# WHAT IS EXPECTED
Tally the lines below that contain the word "Burned", and give only that number.

Excerpts from a figure dataset:
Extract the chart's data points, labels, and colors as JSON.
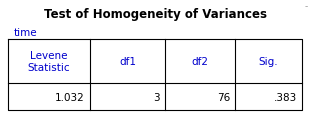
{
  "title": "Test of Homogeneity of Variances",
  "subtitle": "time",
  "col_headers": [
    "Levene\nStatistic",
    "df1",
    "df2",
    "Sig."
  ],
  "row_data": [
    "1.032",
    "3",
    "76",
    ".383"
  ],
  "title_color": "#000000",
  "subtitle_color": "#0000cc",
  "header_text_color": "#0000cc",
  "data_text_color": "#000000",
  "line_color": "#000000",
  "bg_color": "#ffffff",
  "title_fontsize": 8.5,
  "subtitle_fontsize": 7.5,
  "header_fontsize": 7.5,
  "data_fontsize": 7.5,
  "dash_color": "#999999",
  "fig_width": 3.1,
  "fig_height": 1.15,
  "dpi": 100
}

---

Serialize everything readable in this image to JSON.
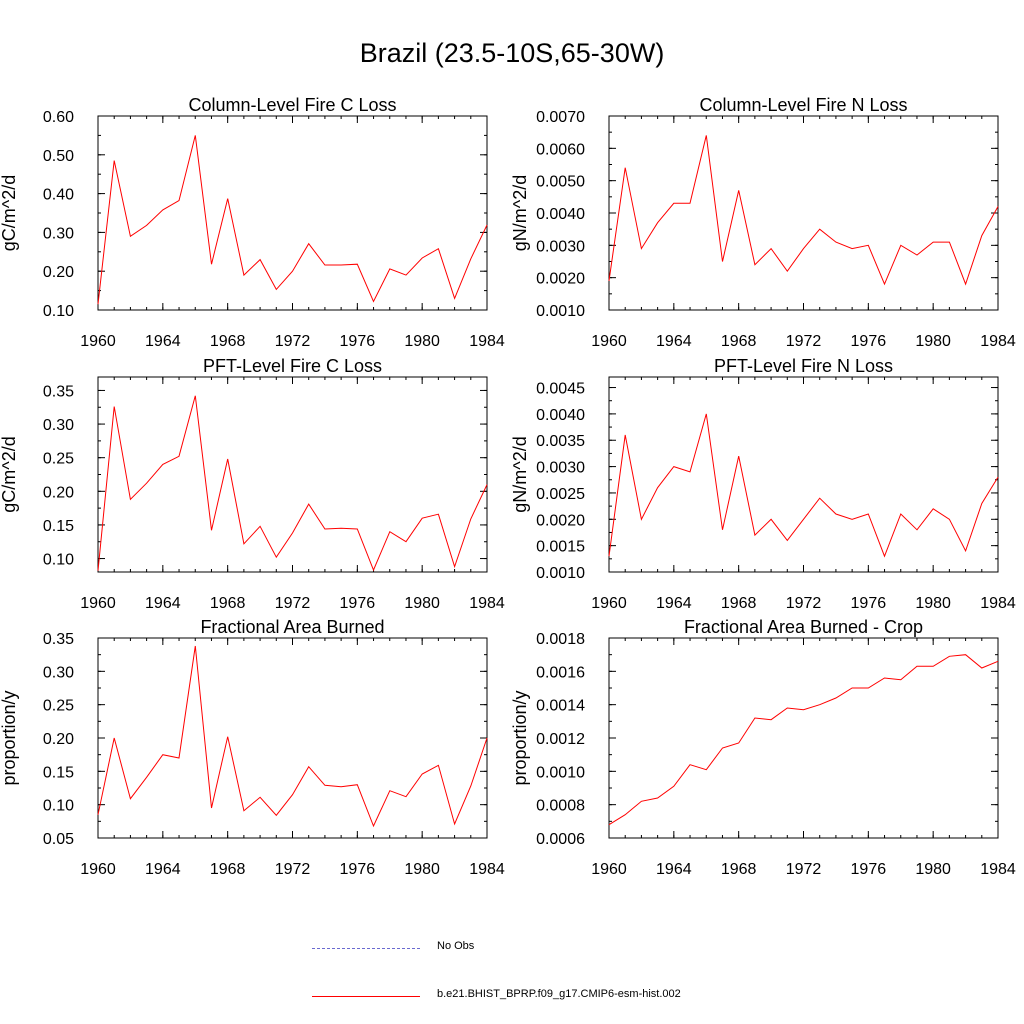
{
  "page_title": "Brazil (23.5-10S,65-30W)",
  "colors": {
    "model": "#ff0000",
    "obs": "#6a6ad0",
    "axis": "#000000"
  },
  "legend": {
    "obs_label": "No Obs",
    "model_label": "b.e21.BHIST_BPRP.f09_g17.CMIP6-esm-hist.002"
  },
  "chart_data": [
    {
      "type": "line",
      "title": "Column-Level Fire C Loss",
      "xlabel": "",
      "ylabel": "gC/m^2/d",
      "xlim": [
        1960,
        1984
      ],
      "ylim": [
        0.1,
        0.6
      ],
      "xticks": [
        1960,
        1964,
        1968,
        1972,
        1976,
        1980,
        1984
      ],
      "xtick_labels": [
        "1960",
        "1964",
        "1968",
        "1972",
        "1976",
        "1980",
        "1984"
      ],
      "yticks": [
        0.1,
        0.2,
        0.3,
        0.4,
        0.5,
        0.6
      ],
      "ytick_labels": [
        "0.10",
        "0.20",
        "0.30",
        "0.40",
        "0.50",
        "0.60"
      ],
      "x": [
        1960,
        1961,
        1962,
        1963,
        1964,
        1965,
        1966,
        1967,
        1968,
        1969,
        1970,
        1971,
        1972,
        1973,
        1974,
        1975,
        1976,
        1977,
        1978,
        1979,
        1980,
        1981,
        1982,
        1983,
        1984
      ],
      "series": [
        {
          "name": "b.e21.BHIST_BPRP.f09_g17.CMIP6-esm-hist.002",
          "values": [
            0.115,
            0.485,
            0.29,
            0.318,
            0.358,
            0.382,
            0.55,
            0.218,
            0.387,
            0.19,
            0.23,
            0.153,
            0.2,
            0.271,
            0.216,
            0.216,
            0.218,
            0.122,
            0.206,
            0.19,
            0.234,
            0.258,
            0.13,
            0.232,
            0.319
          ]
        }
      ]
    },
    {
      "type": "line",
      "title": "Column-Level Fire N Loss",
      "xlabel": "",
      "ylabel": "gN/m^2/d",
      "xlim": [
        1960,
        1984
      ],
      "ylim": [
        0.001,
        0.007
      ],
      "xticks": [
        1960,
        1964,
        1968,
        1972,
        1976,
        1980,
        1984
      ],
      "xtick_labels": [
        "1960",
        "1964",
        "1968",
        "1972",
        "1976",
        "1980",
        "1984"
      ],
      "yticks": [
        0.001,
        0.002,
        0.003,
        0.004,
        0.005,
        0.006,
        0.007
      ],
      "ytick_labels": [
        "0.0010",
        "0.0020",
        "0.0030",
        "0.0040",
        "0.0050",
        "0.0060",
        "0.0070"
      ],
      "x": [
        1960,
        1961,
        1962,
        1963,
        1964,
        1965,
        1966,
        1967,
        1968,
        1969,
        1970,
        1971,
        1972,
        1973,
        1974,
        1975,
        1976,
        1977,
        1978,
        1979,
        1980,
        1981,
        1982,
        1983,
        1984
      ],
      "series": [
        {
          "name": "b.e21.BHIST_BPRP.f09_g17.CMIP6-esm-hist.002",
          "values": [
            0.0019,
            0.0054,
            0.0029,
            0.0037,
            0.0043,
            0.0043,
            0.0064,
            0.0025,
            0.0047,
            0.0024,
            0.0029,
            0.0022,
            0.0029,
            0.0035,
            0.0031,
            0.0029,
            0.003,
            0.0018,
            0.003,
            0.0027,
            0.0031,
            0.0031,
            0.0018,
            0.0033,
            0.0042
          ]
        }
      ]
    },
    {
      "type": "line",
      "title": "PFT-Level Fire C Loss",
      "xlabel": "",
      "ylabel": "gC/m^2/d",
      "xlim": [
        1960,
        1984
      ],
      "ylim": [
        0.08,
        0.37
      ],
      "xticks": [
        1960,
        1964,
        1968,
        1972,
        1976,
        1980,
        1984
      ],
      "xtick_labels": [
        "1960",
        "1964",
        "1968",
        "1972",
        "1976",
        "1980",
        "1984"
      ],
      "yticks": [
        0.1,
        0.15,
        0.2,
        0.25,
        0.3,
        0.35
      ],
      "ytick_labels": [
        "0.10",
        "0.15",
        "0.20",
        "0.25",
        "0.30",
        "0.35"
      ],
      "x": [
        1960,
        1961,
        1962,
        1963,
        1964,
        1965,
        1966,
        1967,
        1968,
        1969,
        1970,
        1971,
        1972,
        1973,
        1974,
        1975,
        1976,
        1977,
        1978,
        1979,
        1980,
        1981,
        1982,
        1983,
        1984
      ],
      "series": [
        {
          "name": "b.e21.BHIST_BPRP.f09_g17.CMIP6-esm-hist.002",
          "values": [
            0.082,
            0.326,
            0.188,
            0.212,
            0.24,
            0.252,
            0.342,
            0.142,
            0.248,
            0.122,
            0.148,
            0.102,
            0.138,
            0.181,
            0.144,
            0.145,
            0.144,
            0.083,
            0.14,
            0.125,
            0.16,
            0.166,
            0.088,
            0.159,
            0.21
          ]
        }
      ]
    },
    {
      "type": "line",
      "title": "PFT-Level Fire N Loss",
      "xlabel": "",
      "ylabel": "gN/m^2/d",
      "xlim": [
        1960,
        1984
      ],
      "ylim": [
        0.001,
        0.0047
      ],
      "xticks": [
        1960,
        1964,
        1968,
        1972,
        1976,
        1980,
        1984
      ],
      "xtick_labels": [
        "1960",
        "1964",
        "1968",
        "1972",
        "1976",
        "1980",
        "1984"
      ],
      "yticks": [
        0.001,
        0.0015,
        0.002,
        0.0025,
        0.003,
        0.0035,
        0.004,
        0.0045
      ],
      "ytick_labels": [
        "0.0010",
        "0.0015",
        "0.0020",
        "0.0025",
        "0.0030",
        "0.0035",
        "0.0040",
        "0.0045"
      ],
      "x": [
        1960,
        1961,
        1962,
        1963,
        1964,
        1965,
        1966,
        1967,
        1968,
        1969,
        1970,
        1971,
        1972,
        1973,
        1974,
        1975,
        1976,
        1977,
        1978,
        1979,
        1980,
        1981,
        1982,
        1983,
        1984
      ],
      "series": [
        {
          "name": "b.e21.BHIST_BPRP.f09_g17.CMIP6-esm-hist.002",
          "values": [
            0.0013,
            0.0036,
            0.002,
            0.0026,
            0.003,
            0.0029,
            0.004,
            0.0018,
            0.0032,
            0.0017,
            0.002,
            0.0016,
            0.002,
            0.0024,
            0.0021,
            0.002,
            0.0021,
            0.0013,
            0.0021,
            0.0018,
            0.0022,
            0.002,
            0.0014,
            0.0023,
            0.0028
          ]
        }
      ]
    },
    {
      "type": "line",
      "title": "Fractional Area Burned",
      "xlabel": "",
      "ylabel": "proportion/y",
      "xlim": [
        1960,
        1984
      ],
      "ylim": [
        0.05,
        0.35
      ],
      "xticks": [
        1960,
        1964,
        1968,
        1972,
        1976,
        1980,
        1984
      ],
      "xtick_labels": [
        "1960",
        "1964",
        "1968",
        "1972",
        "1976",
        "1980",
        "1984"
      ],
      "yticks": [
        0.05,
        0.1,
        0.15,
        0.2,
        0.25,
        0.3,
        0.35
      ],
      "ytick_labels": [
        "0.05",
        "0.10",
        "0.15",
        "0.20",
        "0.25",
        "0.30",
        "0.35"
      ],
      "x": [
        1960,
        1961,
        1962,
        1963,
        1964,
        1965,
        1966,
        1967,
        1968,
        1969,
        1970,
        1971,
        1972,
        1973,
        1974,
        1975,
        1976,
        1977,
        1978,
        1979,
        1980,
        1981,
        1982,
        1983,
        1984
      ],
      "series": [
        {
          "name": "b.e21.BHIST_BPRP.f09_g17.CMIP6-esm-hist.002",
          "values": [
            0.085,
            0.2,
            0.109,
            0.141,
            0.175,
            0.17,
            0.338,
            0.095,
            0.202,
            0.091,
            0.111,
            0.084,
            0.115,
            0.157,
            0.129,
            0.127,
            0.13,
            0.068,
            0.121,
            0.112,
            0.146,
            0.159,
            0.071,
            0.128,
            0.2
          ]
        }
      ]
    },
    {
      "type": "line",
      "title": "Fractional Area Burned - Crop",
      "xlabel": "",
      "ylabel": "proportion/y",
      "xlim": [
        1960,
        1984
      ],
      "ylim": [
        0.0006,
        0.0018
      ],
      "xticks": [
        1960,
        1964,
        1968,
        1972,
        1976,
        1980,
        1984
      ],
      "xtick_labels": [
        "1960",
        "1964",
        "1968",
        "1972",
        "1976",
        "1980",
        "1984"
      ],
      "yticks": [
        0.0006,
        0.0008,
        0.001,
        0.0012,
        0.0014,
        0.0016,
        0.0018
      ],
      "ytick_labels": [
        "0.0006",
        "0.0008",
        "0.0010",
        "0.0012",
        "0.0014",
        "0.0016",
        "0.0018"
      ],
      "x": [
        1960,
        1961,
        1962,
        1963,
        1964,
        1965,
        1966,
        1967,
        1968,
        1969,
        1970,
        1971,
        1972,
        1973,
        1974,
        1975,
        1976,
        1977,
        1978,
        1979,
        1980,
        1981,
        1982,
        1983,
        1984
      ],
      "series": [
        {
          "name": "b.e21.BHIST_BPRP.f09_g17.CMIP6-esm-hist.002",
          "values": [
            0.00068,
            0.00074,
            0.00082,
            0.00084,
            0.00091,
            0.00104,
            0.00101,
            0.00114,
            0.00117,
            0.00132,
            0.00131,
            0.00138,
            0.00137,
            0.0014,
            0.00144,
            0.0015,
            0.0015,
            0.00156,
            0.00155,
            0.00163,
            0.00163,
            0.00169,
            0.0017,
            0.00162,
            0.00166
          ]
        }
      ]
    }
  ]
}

# ANSWER TO THIS PROBLEM
2